(CONSIGNE):
Réécris le passage du texte étudié qui commence aux mots « Les albums d’Igorrr » et s'arrête après « peut se réécouter. ». Remplace partout « Mon Chéri » par « Ferrero Rocher ».

(TEXTE ÉTUDIÉ):
::::::::
Les albums d’Igorrr sont au Metal ce quel a boîte de chocolat est à Forrest Gump. On ne sait jamais sur quoi on va tomber.
De plus, les albums d’Igorr ont plusieurs avantages sur la boîte de chocolats. Déjà il n’y a pas de Mon Chéri dedans, c’est dégueulasse les Mon Chéri. ensuite parce que quand la boîte de chocolats est vide on la jette alors que l’album d’Igorrr peut se réécouter.
Tout ça pour dire que 5 ans après l’incroyable Spirituality And Distortion, Igorrr est de retour avec 12 nouveaux titres mêlant Death métal, ambiance arabisante, chant baroque, chorale, musique classique et gros beats électroniques. Le tout teinté d’un humour à la fois pince sans rire et absurde (ADHD).
::::::::
(DONNÉES FOURNIES):
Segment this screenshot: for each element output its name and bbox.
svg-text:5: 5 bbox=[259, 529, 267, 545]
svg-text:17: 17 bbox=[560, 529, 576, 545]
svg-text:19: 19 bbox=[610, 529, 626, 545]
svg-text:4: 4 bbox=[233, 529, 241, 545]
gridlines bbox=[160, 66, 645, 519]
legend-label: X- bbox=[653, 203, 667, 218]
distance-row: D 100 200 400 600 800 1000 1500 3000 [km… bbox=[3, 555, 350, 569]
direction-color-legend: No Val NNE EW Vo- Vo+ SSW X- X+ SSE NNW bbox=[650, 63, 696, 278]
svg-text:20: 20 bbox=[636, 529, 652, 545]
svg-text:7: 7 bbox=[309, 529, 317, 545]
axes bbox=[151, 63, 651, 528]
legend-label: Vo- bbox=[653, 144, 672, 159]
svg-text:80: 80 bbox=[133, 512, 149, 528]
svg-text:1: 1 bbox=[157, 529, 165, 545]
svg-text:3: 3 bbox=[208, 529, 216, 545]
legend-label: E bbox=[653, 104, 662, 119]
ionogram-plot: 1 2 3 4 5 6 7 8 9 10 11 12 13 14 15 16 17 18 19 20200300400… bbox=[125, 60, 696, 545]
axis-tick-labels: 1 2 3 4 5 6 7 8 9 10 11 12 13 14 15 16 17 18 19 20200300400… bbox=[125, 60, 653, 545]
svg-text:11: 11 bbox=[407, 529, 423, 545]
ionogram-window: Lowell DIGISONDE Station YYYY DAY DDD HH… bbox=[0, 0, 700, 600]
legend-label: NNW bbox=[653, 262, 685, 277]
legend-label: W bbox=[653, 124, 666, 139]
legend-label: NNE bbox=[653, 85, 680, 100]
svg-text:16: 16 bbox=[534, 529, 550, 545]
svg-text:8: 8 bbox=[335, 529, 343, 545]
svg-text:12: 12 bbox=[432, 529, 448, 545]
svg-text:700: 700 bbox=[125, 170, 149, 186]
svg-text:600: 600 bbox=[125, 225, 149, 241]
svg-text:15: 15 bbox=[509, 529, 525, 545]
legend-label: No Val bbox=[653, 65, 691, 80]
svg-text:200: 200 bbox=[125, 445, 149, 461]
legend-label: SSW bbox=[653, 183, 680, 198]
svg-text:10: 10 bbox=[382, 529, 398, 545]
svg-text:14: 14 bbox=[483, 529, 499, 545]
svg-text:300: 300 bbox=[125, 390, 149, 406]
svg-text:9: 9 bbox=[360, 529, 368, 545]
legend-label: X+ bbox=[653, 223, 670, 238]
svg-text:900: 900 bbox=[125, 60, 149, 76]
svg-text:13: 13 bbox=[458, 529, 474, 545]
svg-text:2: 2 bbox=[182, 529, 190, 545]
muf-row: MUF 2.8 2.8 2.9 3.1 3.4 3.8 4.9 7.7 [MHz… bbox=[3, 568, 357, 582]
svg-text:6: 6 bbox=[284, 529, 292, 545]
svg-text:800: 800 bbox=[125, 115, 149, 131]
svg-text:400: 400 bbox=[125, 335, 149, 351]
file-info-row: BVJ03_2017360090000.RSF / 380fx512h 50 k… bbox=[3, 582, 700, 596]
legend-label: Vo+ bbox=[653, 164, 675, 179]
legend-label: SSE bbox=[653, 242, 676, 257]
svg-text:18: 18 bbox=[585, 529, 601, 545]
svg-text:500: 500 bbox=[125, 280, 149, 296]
::::::::
(RÉPONSE ATTENDUE):
Les albums d’Igorrr sont au Metal ce quel a boîte de chocolat est à Forrest Gump. On ne sait jamais sur quoi on va tomber.
De plus, les albums d’Igorr ont plusieurs avantages sur la boîte de chocolats. Déjà il n’y a pas de Ferrero Rocher dedans, c’est dégueulasse les Ferrero Rocher. ensuite parce que quand la boîte de chocolats est vide on la jette alors que l’album d’Igorrr peut se réécouter.